**Requirement:** Return all lines below containing the word "this".

⟨

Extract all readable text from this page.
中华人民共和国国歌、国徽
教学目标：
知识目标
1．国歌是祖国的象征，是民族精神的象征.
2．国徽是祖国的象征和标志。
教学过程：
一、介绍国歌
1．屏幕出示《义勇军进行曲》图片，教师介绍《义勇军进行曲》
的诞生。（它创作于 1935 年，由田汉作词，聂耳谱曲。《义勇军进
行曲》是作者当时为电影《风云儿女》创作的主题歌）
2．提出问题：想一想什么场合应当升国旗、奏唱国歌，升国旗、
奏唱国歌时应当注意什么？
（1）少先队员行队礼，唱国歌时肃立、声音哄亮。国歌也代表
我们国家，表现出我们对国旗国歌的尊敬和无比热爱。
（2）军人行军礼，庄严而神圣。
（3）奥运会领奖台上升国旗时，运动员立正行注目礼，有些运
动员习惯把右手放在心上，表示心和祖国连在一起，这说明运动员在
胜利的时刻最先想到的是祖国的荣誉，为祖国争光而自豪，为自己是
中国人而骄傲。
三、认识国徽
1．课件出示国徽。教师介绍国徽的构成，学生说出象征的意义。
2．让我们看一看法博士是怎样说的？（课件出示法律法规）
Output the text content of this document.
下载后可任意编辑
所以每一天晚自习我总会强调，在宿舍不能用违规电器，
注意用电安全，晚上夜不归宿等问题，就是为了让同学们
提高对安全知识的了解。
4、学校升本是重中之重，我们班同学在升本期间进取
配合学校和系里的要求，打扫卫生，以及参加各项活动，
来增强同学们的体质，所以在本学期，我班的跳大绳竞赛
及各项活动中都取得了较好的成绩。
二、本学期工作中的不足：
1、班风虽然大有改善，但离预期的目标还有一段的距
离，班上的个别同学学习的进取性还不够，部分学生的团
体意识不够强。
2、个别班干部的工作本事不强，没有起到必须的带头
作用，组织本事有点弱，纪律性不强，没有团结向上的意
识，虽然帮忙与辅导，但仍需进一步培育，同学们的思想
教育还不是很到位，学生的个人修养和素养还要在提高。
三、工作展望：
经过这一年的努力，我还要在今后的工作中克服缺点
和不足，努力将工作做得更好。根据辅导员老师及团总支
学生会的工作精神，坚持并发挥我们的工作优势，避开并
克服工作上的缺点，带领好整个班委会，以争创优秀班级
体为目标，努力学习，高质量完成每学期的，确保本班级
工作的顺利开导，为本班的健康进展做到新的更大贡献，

⟩

**Task response:**
Extract all readable text from this page.
Output the text content of this document.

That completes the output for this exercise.